◆ THE TASK ◆
Your answer should be a single number: the count of lines in the material below that hold "ответа".

◆ Dataset entries ◆

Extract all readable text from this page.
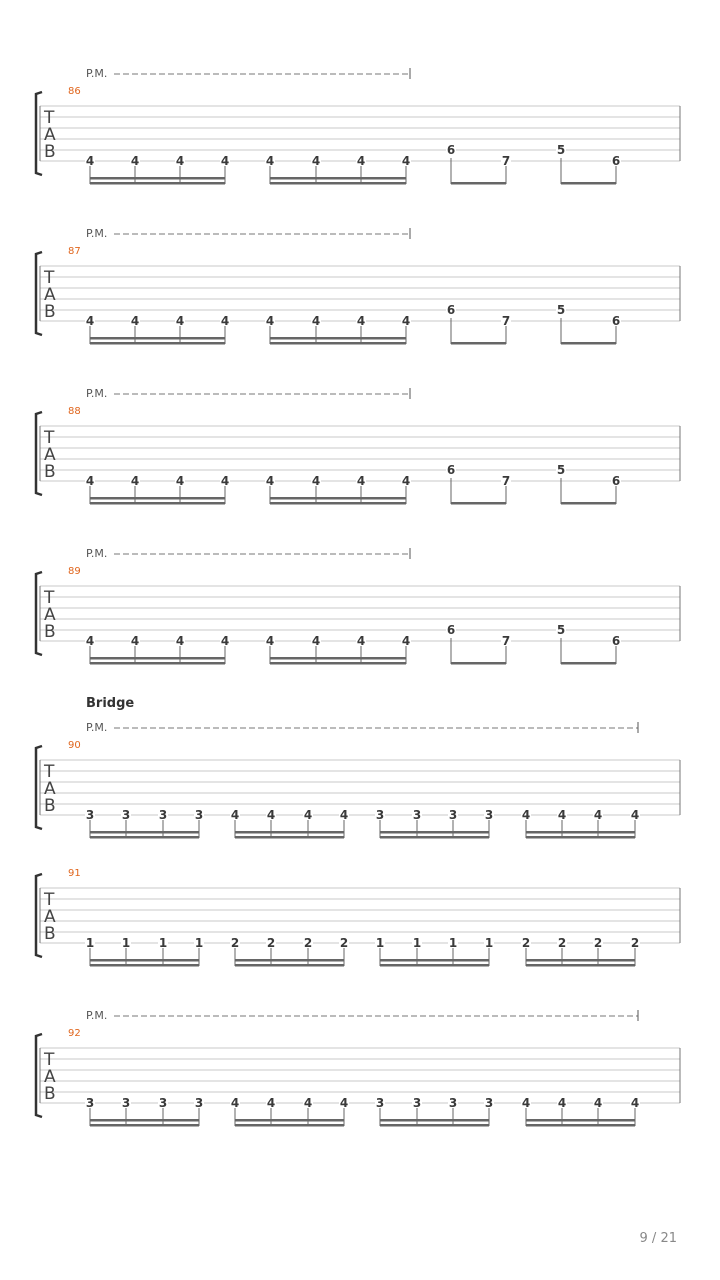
P.M.
86
T
A
B	4	4	4	4	4	4	4	4
6
7
5
6
P.M.
87
T
A
B	4	4	4	4	4	4	4	4
6
7
5
6
P.M.
88
T
A
B	4	4	4	4	4	4	4	4
6
7
5
6
P.M.
89
T
A
B	4	4	4	4	4	4	4	4
6
7
5
6
Bridge
P.M.
90
T
A
B	3 3 3 3 4 4 4 4 3 3 3 3 4 4 4 4
91
T
A
B	1 1 1 1 2 2 2 2 1 1 1 1 2 2 2 2
P.M.
92
T
A
B	3 3 3 3 4 4 4 4 3 3 3 3 4 4 4 4
9 / 21
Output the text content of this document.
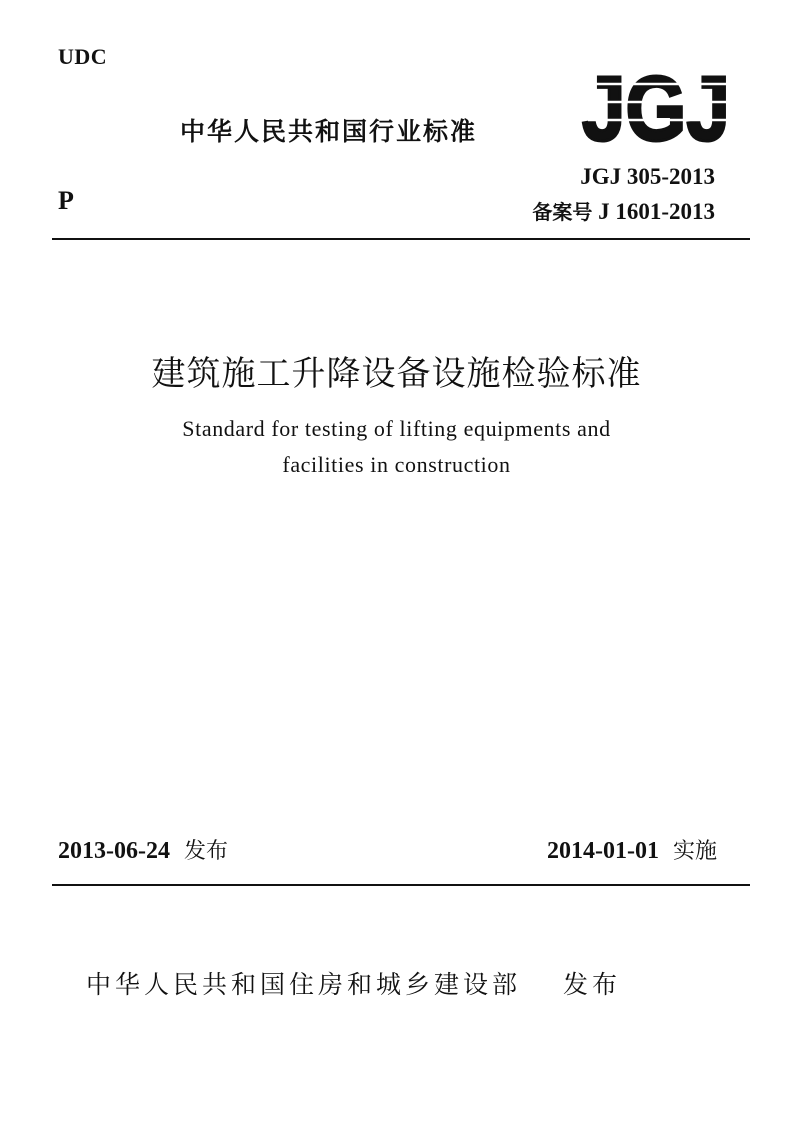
UDC
中华人民共和国行业标准 JGJ
JGJ 305-2013
P	备案号 J 1601-2013
建筑施工升降设备设施检验标准
Standard for testing of lifting equipments and
facilities in construction
2013-06-24 发布	2014-01-01 实施
中华人民共和国住房和城乡建设部 发布
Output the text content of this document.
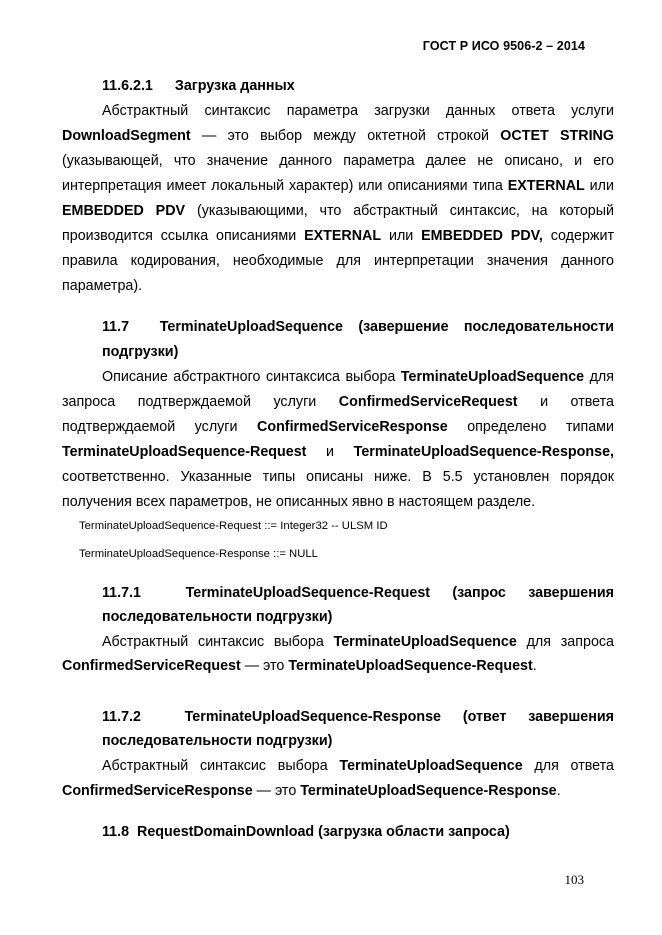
ГОСТ Р ИСО 9506-2 – 2014
11.6.2.1 Загрузка данных
Абстрактный синтаксис параметра загрузки данных ответа услуги
DownloadSegment — это выбор между октетной строкой OCTET STRING
(указывающей, что значение данного параметра далее не описано, и его
интерпретация имеет локальный характер) или описаниями типа EXTERNAL или
EMBEDDED PDV (указывающими, что абстрактный синтаксис, на который
производится ссылка описаниями EXTERNAL или EMBEDDED PDV, содержит
правила кодирования, необходимые для интерпретации значения данного
параметра).
11.7 TerminateUploadSequence (завершение последовательности
подгрузки)
Описание абстрактного синтаксиса выбора TerminateUploadSequence для
запроса подтверждаемой услуги ConfirmedServiceRequest и ответа
подтверждаемой услуги ConfirmedServiceResponse определено типами
TerminateUploadSequence-Request и TerminateUploadSequence-Response,
соответственно. Указанные типы описаны ниже. В 5.5 установлен порядок
получения всех параметров, не описанных явно в настоящем разделе.
TerminateUploadSequence-Request ::= Integer32 -- ULSM ID
TerminateUploadSequence-Response ::= NULL
11.7.1	TerminateUploadSequence-Request (запрос завершения
последовательности подгрузки)
Абстрактный синтаксис выбора TerminateUploadSequence для запроса
ConfirmedServiceRequest — это TerminateUploadSequence-Request.
11.7.2	TerminateUploadSequence-Response (ответ завершения
последовательности подгрузки)
Абстрактный синтаксис выбора TerminateUploadSequence для ответа
ConfirmedServiceResponse — это TerminateUploadSequence-Response.
11.8 RequestDomainDownload (загрузка области запроса)
103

◆ WRITTEN SOLUTION ◆
3